>>>
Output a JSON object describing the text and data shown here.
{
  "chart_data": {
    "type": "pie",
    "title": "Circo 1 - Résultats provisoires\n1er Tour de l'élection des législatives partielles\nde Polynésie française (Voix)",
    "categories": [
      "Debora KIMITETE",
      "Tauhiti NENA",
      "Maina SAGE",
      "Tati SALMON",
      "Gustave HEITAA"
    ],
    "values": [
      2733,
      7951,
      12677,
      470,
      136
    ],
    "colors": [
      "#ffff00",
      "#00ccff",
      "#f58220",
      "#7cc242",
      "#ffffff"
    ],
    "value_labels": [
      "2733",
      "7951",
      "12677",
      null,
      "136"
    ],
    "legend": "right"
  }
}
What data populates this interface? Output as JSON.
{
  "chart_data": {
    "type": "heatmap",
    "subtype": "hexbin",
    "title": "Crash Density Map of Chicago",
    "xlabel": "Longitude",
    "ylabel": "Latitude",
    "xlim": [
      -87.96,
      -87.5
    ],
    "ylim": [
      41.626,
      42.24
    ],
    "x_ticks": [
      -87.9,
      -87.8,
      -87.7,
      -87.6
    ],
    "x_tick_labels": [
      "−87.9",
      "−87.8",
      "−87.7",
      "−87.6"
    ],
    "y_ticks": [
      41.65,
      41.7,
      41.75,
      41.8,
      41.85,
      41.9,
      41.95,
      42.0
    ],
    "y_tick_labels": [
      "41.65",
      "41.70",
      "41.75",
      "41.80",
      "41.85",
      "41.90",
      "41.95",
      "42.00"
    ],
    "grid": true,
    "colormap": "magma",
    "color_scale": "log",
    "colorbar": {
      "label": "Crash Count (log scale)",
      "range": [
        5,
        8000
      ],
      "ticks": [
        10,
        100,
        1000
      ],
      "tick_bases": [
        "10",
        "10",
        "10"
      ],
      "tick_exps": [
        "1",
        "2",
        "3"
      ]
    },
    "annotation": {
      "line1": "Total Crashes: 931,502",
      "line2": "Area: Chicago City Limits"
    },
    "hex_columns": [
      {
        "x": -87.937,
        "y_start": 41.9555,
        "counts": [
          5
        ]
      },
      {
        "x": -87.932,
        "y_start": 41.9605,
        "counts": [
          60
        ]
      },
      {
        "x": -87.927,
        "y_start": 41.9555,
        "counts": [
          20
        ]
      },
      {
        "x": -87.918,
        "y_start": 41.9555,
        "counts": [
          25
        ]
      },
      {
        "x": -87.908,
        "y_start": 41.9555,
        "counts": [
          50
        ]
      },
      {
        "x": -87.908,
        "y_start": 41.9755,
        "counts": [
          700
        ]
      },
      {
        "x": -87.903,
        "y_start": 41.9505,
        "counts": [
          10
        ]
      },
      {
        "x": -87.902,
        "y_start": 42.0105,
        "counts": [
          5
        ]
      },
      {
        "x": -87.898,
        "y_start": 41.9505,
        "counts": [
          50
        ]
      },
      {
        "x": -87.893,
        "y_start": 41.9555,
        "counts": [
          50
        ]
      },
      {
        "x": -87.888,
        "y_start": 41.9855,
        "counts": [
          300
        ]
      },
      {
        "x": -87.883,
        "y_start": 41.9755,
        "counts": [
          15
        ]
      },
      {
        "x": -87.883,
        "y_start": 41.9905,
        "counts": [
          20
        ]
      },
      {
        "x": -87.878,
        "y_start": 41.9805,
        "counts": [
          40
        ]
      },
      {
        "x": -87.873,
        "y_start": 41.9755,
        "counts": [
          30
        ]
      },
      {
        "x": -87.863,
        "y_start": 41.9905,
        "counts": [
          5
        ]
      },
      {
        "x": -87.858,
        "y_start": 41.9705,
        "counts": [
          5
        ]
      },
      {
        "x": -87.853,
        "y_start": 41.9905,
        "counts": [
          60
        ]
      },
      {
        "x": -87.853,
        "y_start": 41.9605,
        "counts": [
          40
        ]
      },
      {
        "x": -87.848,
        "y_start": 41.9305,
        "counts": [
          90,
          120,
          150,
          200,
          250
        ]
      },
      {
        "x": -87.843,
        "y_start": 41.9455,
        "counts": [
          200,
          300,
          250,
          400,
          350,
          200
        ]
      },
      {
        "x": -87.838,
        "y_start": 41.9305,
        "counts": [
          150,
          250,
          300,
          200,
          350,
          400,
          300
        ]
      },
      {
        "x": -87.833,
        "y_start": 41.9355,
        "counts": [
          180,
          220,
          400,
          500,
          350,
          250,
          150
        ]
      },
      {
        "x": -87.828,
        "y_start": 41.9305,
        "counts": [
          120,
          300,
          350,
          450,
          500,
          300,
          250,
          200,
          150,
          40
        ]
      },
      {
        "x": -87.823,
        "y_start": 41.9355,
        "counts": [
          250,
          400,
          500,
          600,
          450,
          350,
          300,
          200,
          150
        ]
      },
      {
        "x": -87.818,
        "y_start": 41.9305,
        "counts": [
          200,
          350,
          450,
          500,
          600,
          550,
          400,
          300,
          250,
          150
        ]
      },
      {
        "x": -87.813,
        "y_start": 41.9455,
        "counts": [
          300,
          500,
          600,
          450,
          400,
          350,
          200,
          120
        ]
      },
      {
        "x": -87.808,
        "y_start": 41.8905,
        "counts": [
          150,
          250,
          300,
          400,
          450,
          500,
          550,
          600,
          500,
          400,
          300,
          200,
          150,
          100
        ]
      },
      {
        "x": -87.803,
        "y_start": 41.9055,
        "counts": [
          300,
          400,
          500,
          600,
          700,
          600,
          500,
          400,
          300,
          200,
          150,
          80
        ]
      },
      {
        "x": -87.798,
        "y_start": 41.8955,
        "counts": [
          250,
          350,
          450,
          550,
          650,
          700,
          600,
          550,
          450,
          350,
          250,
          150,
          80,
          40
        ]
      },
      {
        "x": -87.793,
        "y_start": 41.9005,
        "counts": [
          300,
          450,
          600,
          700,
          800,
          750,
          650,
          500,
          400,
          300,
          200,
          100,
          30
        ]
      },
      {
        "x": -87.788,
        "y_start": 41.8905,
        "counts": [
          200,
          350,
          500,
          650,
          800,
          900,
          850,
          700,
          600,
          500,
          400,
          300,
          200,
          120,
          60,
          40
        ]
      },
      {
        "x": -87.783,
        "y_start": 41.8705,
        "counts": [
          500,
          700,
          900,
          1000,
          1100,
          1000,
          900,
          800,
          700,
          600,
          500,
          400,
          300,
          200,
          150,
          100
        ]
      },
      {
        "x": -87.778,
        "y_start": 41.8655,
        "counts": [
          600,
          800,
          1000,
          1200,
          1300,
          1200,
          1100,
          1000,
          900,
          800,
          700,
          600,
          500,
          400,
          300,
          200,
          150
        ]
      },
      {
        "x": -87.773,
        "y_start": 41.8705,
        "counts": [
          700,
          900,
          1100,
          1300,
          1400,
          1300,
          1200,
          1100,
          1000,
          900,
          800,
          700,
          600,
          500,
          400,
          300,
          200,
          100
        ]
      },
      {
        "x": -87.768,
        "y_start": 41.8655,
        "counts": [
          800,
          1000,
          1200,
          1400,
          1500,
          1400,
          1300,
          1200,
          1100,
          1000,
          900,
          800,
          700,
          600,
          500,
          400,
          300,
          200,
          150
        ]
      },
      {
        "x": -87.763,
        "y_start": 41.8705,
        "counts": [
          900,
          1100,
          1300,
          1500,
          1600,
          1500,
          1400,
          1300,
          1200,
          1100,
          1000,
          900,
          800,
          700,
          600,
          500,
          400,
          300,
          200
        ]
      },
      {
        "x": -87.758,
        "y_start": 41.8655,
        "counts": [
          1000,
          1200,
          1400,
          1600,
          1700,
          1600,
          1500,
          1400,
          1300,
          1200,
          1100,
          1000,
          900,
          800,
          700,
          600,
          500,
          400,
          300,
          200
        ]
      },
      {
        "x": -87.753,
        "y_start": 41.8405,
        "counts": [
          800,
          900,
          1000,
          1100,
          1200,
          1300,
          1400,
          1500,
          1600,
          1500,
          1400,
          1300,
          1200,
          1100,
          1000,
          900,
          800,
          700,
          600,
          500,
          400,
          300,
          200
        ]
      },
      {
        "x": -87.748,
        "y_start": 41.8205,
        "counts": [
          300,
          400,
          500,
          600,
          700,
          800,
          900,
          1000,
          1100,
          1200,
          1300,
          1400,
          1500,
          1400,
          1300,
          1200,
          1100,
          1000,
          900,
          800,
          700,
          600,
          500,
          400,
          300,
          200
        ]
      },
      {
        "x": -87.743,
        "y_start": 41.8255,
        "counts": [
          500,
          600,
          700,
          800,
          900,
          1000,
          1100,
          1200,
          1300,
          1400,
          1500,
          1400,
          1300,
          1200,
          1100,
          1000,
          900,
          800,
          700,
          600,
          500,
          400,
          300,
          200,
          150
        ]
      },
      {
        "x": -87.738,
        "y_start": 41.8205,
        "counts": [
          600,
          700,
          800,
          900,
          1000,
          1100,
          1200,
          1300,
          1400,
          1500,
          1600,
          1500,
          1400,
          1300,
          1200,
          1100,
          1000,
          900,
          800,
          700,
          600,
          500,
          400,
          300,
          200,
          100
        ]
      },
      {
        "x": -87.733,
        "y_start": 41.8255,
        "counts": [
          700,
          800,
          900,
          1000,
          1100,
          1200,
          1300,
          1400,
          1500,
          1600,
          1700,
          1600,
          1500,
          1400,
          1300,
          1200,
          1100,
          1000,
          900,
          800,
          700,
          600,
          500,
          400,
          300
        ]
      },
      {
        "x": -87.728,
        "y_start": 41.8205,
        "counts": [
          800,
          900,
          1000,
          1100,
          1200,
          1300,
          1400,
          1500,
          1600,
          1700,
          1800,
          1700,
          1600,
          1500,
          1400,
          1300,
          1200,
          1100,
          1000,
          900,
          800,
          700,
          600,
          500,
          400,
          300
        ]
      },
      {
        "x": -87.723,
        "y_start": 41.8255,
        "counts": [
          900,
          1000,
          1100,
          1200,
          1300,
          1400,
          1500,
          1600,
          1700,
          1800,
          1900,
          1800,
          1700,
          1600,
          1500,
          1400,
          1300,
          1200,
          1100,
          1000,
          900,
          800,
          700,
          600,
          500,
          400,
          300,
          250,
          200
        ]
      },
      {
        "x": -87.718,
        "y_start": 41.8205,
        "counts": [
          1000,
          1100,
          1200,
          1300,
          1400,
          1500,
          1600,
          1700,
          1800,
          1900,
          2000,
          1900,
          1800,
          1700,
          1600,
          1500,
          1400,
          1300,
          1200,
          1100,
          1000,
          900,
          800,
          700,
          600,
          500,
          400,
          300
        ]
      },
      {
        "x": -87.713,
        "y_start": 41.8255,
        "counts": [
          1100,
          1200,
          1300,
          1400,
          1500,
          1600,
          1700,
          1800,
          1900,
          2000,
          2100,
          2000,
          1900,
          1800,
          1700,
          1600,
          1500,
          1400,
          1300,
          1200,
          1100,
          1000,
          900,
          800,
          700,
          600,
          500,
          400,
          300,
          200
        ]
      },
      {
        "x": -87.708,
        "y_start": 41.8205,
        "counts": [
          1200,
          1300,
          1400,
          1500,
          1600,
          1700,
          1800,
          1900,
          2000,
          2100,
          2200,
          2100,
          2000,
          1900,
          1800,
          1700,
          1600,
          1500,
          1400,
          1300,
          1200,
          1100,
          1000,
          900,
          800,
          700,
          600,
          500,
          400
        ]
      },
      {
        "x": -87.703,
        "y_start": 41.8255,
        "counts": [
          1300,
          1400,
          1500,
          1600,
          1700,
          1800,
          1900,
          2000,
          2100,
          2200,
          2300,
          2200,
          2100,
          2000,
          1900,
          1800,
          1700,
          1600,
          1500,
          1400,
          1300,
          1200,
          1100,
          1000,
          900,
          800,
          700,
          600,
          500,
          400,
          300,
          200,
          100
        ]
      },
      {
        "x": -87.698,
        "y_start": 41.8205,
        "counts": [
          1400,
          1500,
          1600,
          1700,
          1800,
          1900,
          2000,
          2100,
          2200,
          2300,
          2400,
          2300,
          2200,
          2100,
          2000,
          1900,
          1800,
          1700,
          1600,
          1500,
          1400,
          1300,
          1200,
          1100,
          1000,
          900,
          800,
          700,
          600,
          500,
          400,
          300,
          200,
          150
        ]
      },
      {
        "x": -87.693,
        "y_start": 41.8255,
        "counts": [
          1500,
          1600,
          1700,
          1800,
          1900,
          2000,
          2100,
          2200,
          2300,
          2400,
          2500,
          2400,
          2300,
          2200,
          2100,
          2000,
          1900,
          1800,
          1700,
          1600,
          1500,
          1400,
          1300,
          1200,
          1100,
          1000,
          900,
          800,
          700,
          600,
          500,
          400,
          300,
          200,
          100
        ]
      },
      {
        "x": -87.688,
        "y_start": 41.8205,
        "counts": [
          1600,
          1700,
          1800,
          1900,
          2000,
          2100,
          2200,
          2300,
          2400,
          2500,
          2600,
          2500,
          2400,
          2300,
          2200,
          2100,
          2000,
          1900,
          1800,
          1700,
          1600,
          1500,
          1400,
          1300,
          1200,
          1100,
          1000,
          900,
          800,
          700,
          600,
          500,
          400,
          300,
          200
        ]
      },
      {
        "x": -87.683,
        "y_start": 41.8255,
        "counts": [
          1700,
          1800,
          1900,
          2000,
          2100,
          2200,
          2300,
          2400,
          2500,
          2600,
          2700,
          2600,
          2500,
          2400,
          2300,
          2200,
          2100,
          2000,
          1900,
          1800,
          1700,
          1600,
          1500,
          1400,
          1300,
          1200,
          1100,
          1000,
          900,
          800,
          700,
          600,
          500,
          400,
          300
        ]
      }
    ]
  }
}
<<<
Where does the word "Chicago" appear? Return each line that holds it.

_RESPONSE TO THIS EXERCISE_
    "title": "Crash Density Map of Chicago",
      "line2": "Area: Chicago City Limits"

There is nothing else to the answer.